▸ What to work on
Wherever the string "sifatida" appears, copy the whole line.

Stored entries
* * * * *
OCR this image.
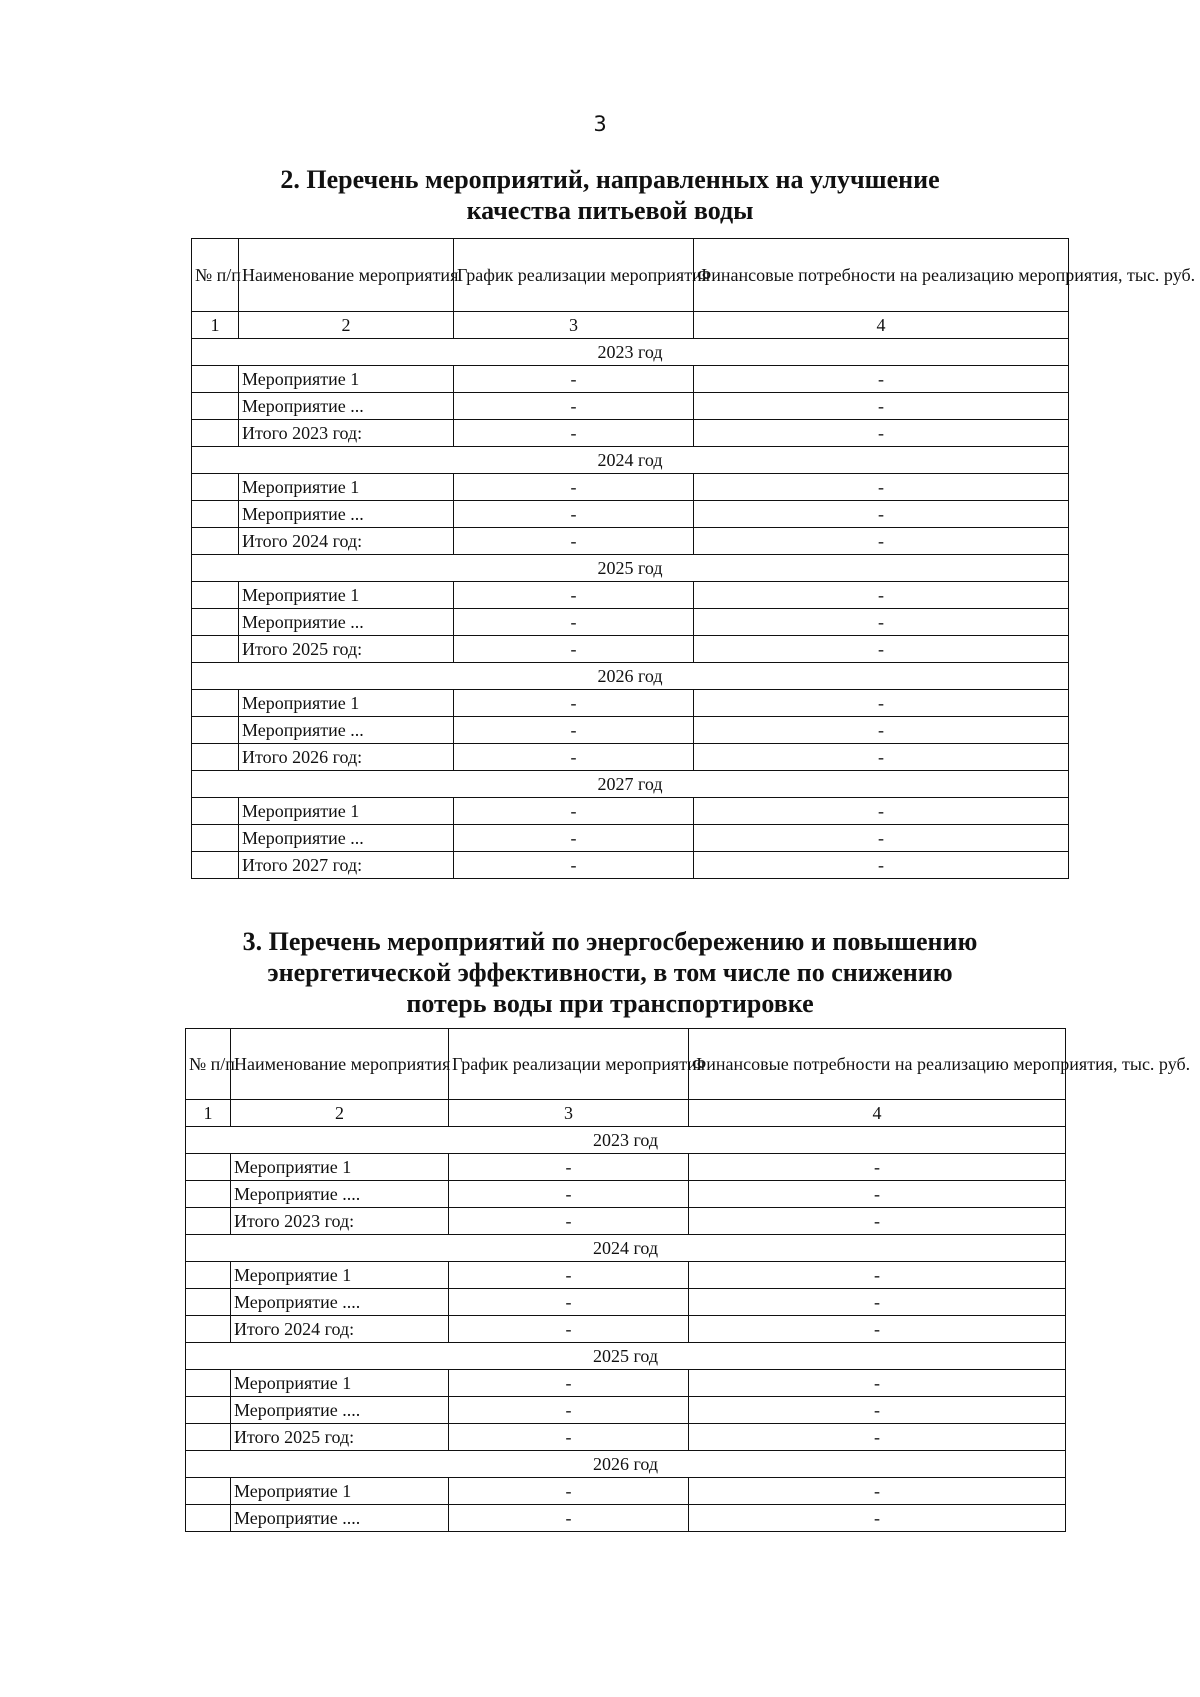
3
2. Перечень мероприятий, направленных на улучшение
качества питьевой воды
№ п/п	Наименование мероприятия	График реализации мероприятия	Финансовые потребности на реализацию мероприятия, тыс. руб.
1	2	3	4
2023 год			
	Мероприятие 1	-	-
	Мероприятие ...	-	-
	Итого 2023 год:	-	-
2024 год			
	Мероприятие 1	-	-
	Мероприятие ...	-	-
	Итого 2024 год:	-	-
2025 год			
	Мероприятие 1	-	-
	Мероприятие ...	-	-
	Итого 2025 год:	-	-
2026 год			
	Мероприятие 1	-	-
	Мероприятие ...	-	-
	Итого 2026 год:	-	-
2027 год			
	Мероприятие 1	-	-
	Мероприятие ...	-	-
	Итого 2027 год:	-	-
3. Перечень мероприятий по энергосбережению и повышению
энергетической эффективности, в том числе по снижению
потерь воды при транспортировке
№ п/п	Наименование мероприятия	График реализации мероприятия	Финансовые потребности на реализацию мероприятия, тыс. руб.
1	2	3	4
2023 год			
	Мероприятие 1	-	-
	Мероприятие ....	-	-
	Итого 2023 год:	-	-
2024 год			
	Мероприятие 1	-	-
	Мероприятие ....	-	-
	Итого 2024 год:	-	-
2025 год			
	Мероприятие 1	-	-
	Мероприятие ....	-	-
	Итого 2025 год:	-	-
2026 год			
	Мероприятие 1	-	-
	Мероприятие ....	-	-
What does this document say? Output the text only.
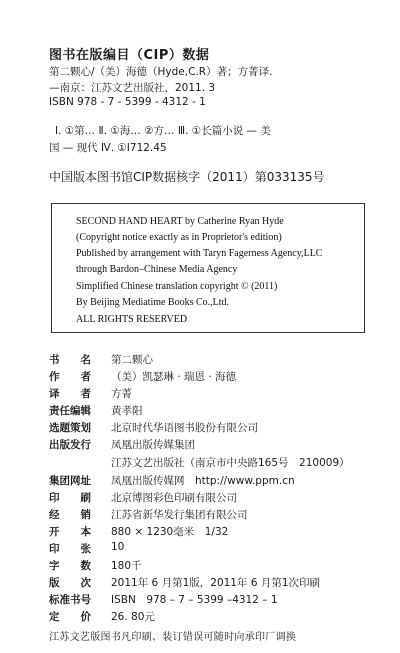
图书在版编目（CIP）数据
第二颗心/（美）海德（Hyde,C.R）著；方菁译.
—南京：江苏文艺出版社，2011. 3
ISBN 978 - 7 - 5399 - 4312 - 1
Ⅰ. ①第… Ⅱ. ①海… ②方… Ⅲ. ①长篇小说 — 美
国 — 现代 Ⅳ. ①I712.45
中国版本图书馆CIP数据核字（2011）第033135号
SECOND HAND HEART by Catherine Ryan Hyde
(Copyright notice exactly as in Proprietor's edition)
Published by arrangement with Taryn Fagerness Agency,LLC
through Bardon–Chinese Media Agency
Simplified Chinese translation copyright © (2011)
By Beijing Mediatime Books Co.,Ltd.
ALL RIGHTS RESERVED
书　　名	第二颗心
作　　者	（美）凯瑟琳 · 瑞恩 · 海德
译　　者	方菁
责任编辑	黄孝阳
选题策划	北京时代华语图书股份有限公司
出版发行	凤凰出版传媒集团
江苏文艺出版社（南京市中央路165号　210009）
集团网址	凤凰出版传媒网　http://www.ppm.cn
印　　刷	北京博图彩色印刷有限公司
经　　销	江苏省新华发行集团有限公司
开　　本	880 × 1230毫米　1/32
印　　张	10
字　　数	180千
版　　次	2011年 6 月第1版，2011年 6 月第1次印刷
标准书号	ISBN　978 – 7 – 5399 –4312 – 1
定　　价	26. 80元
江苏文艺版图书凡印刷、装订错误可随时向承印厂调换
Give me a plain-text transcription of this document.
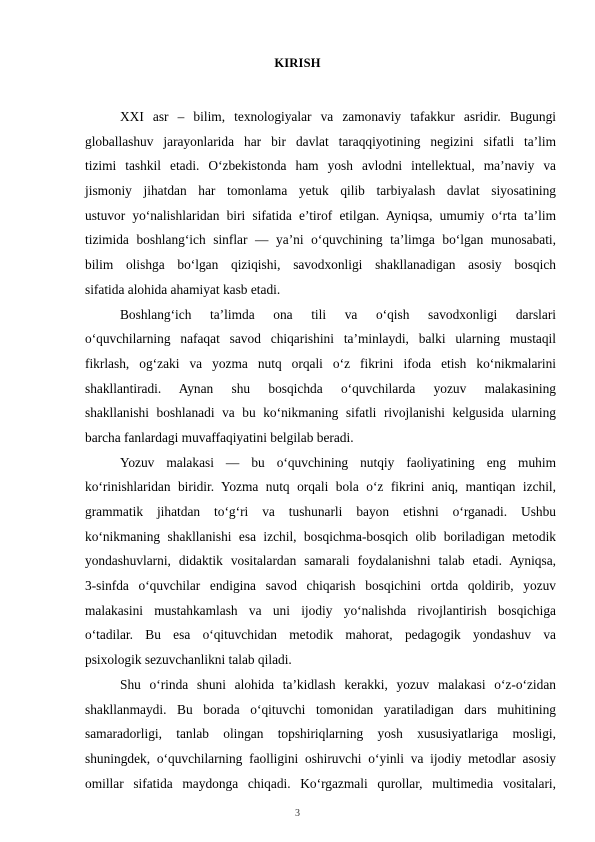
KIRISH
XXI asr – bilim, texnologiyalar va zamonaviy tafakkur asridir. Bugungi
globallashuv jarayonlarida har bir davlat taraqqiyotining negizini sifatli ta’lim
tizimi tashkil etadi. O‘zbekistonda ham yosh avlodni intellektual, ma’naviy va
jismoniy jihatdan har tomonlama yetuk qilib tarbiyalash davlat siyosatining
ustuvor yo‘nalishlaridan biri sifatida e’tirof etilgan. Ayniqsa, umumiy o‘rta ta’lim
tizimida boshlang‘ich sinflar — ya’ni o‘quvchining ta’limga bo‘lgan munosabati,
bilim olishga bo‘lgan qiziqishi, savodxonligi shakllanadigan asosiy bosqich
sifatida alohida ahamiyat kasb etadi.
Boshlang‘ich ta’limda ona tili va o‘qish savodxonligi darslari
o‘quvchilarning nafaqat savod chiqarishini ta’minlaydi, balki ularning mustaqil
fikrlash, og‘zaki va yozma nutq orqali o‘z fikrini ifoda etish ko‘nikmalarini
shakllantiradi. Aynan shu bosqichda o‘quvchilarda yozuv malakasining
shakllanishi boshlanadi va bu ko‘nikmaning sifatli rivojlanishi kelgusida ularning
barcha fanlardagi muvaffaqiyatini belgilab beradi.
Yozuv malakasi — bu o‘quvchining nutqiy faoliyatining eng muhim
ko‘rinishlaridan biridir. Yozma nutq orqali bola o‘z fikrini aniq, mantiqan izchil,
grammatik jihatdan to‘g‘ri va tushunarli bayon etishni o‘rganadi. Ushbu
ko‘nikmaning shakllanishi esa izchil, bosqichma-bosqich olib boriladigan metodik
yondashuvlarni, didaktik vositalardan samarali foydalanishni talab etadi. Ayniqsa,
3-sinfda o‘quvchilar endigina savod chiqarish bosqichini ortda qoldirib, yozuv
malakasini mustahkamlash va uni ijodiy yo‘nalishda rivojlantirish bosqichiga
o‘tadilar. Bu esa o‘qituvchidan metodik mahorat, pedagogik yondashuv va
psixologik sezuvchanlikni talab qiladi.
Shu o‘rinda shuni alohida ta’kidlash kerakki, yozuv malakasi o‘z-o‘zidan
shakllanmaydi. Bu borada o‘qituvchi tomonidan yaratiladigan dars muhitining
samaradorligi, tanlab olingan topshiriqlarning yosh xususiyatlariga mosligi,
shuningdek, o‘quvchilarning faolligini oshiruvchi o‘yinli va ijodiy metodlar asosiy
omillar sifatida maydonga chiqadi. Ko‘rgazmali qurollar, multimedia vositalari,
3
* * * * *
▸ Full output
ustuvor yo‘nalishlaridan biri sifatida e’tirof etilgan. Ayniqsa, umumiy o‘rta ta’lim
sifatida alohida ahamiyat kasb etadi.
omillar sifatida maydonga chiqadi. Ko‘rgazmali qurollar, multimedia vositalari,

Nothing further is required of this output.